To do:
Restate each line word for word. Leave out every picture.
::: Data provided
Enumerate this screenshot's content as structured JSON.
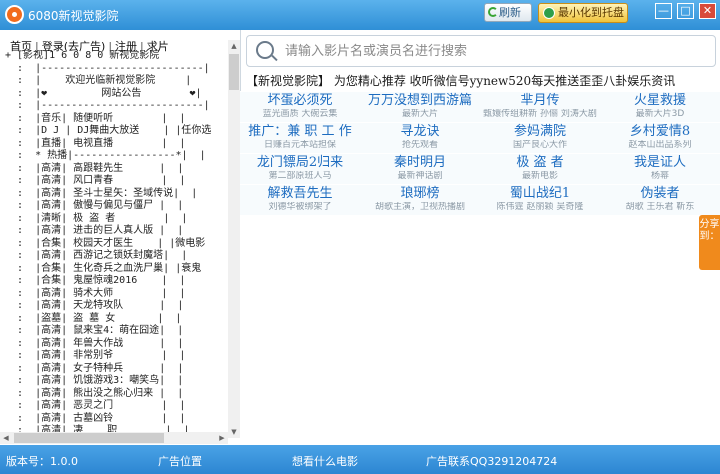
{
  "window": {
    "title": "6080新视觉影院",
    "refresh_label": "刷新",
    "minimize_tray_label": "最小化到托盘",
    "min_glyph": "—",
    "max_glyph": "□",
    "close_glyph": "✕"
  },
  "nav": {
    "items": [
      "首页",
      "登录(去广告)",
      "注册",
      "求片"
    ],
    "separator": "|"
  },
  "tree": {
    "rows": [
      "+ [影视]1 6 0 8 0 新视觉影院",
      "  :  |---------------------------|",
      "  :  |    欢迎光临新视觉影院     |",
      "  :  |❤         网站公告        ❤|",
      "  :  |---------------------------|",
      "  :  |音乐| 随便听听        |  |",
      "  :  |D J | DJ舞曲大放送    | |任你选",
      "  :  |直播| 电视直播        |  |",
      "  :  * 热播|-----------------*|  |",
      "  :  |高清| 高跟鞋先生      |  |",
      "  :  |高清| 风口青春        |  |",
      "  :  |高清| 圣斗士星矢：圣域传说|  |",
      "  :  |高清| 傲慢与偏见与僵尸 |  |",
      "  :  |清晰| 极 盗 者        |  |",
      "  :  |高清| 进击的巨人真人版 |  |",
      "  :  |合集| 校园天才医生    | |微电影",
      "  :  |高清| 西游记之锁妖封魔塔|  |",
      "  :  |合集| 生化奇兵之血洗尸巢| |衰鬼",
      "  :  |合集| 鬼屋惊魂2016    |  |",
      "  :  |高清| 骑术大师        |  |",
      "  :  |高清| 天龙特攻队      |  |",
      "  :  |盗墓| 盗 墓 女       |  |",
      "  :  |高清| 鼠来宝4：萌在囧途|  |",
      "  :  |高清| 年兽大作战      |  |",
      "  :  |高清| 非常别爷        |  |",
      "  :  |高清| 女子特种兵      |  |",
      "  :  |高清| 饥饿游戏3：嘲笑鸟|  |",
      "  :  |高清| 熊出没之熊心归来 |  |",
      "  :  |高清| 恶灵之门        |  |",
      "  :  |高清| 古墓凶铃        |  |",
      "  :  |高清| 凄    职        |  |"
    ]
  },
  "search": {
    "placeholder": "请输入影片名或演员名进行搜索"
  },
  "banner": {
    "text": "【新视觉影院】 为您精心推荐  收听微信号yynew520每天推送歪歪八卦娱乐资讯"
  },
  "grid": [
    {
      "title": "坏蛋必须死",
      "sub": "蓝光画质 大碗云集"
    },
    {
      "title": "万万没想到西游篇",
      "sub": "最新大片"
    },
    {
      "title": "芈月传",
      "sub": "甄嬛传组耕新 孙俪 刘涛大剧"
    },
    {
      "title": "火星救援",
      "sub": "最新大片3D"
    },
    {
      "title": "推广：兼 职 工 作",
      "sub": "日赚百元本站担保"
    },
    {
      "title": "寻龙诀",
      "sub": "抢先观看"
    },
    {
      "title": "参妈满院",
      "sub": "国产良心大作"
    },
    {
      "title": "乡村爱情8",
      "sub": "赵本山出品系列"
    },
    {
      "title": "龙门镖局2归来",
      "sub": "第二部原班人马"
    },
    {
      "title": "秦时明月",
      "sub": "最新神话剧"
    },
    {
      "title": "极 盗 者",
      "sub": "最新电影"
    },
    {
      "title": "我是证人",
      "sub": "杨幂"
    },
    {
      "title": "解救吾先生",
      "sub": "刘德华被绑架了"
    },
    {
      "title": "琅琊榜",
      "sub": "胡歌主演，卫视热播剧"
    },
    {
      "title": "蜀山战纪1",
      "sub": "陈伟霆 赵丽颖 吴奇隆"
    },
    {
      "title": "伪装者",
      "sub": "胡歌 王乐君 靳东"
    }
  ],
  "share_tab": {
    "label": "分享到："
  },
  "status": {
    "version": "版本号：1.0.0",
    "ad_position": "广告位置",
    "want_movie": "想看什么电影",
    "ad_contact": "广告联系QQ3291204724"
  }
}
::::::
Task output:
Enumerate this screenshot's content as structured JSON.
{
  "window": {
    "title": "6080新视觉影院",
    "refresh_label": "刷新",
    "minimize_tray_label": "最小化到托盘",
    "min_glyph": "—",
    "max_glyph": "□",
    "close_glyph": "✕"
  },
  "nav": {
    "items": [
      "首页",
      "登录(去广告)",
      "注册",
      "求片"
    ],
    "separator": "|"
  },
  "tree": {
    "rows": [
      "+ [影视]1 6 0 8 0 新视觉影院",
      "  :  |---------------------------|",
      "  :  |    欢迎光临新视觉影院     |",
      "  :  |❤         网站公告        ❤|",
      "  :  |---------------------------|",
      "  :  |音乐| 随便听听        |  |",
      "  :  |D J | DJ舞曲大放送    | |任你选",
      "  :  |直播| 电视直播        |  |",
      "  :  * 热播|-----------------*|  |",
      "  :  |高清| 高跟鞋先生      |  |",
      "  :  |高清| 风口青春        |  |",
      "  :  |高清| 圣斗士星矢：圣域传说|  |",
      "  :  |高清| 傲慢与偏见与僵尸 |  |",
      "  :  |清晰| 极 盗 者        |  |",
      "  :  |高清| 进击的巨人真人版 |  |",
      "  :  |合集| 校园天才医生    | |微电影",
      "  :  |高清| 西游记之锁妖封魔塔|  |",
      "  :  |合集| 生化奇兵之血洗尸巢| |衰鬼",
      "  :  |合集| 鬼屋惊魂2016    |  |",
      "  :  |高清| 骑术大师        |  |",
      "  :  |高清| 天龙特攻队      |  |",
      "  :  |盗墓| 盗 墓 女       |  |",
      "  :  |高清| 鼠来宝4：萌在囧途|  |",
      "  :  |高清| 年兽大作战      |  |",
      "  :  |高清| 非常别爷        |  |",
      "  :  |高清| 女子特种兵      |  |",
      "  :  |高清| 饥饿游戏3：嘲笑鸟|  |",
      "  :  |高清| 熊出没之熊心归来 |  |",
      "  :  |高清| 恶灵之门        |  |",
      "  :  |高清| 古墓凶铃        |  |",
      "  :  |高清| 凄    职        |  |"
    ]
  },
  "search": {
    "placeholder": "请输入影片名或演员名进行搜索"
  },
  "banner": {
    "text": "【新视觉影院】 为您精心推荐  收听微信号yynew520每天推送歪歪八卦娱乐资讯"
  },
  "grid": [
    {
      "title": "坏蛋必须死",
      "sub": "蓝光画质 大碗云集"
    },
    {
      "title": "万万没想到西游篇",
      "sub": "最新大片"
    },
    {
      "title": "芈月传",
      "sub": "甄嬛传组耕新 孙俪 刘涛大剧"
    },
    {
      "title": "火星救援",
      "sub": "最新大片3D"
    },
    {
      "title": "推广：兼 职 工 作",
      "sub": "日赚百元本站担保"
    },
    {
      "title": "寻龙诀",
      "sub": "抢先观看"
    },
    {
      "title": "参妈满院",
      "sub": "国产良心大作"
    },
    {
      "title": "乡村爱情8",
      "sub": "赵本山出品系列"
    },
    {
      "title": "龙门镖局2归来",
      "sub": "第二部原班人马"
    },
    {
      "title": "秦时明月",
      "sub": "最新神话剧"
    },
    {
      "title": "极 盗 者",
      "sub": "最新电影"
    },
    {
      "title": "我是证人",
      "sub": "杨幂"
    },
    {
      "title": "解救吾先生",
      "sub": "刘德华被绑架了"
    },
    {
      "title": "琅琊榜",
      "sub": "胡歌主演，卫视热播剧"
    },
    {
      "title": "蜀山战纪1",
      "sub": "陈伟霆 赵丽颖 吴奇隆"
    },
    {
      "title": "伪装者",
      "sub": "胡歌 王乐君 靳东"
    }
  ],
  "share_tab": {
    "label": "分享到："
  },
  "status": {
    "version": "版本号：1.0.0",
    "ad_position": "广告位置",
    "want_movie": "想看什么电影",
    "ad_contact": "广告联系QQ3291204724"
  }
}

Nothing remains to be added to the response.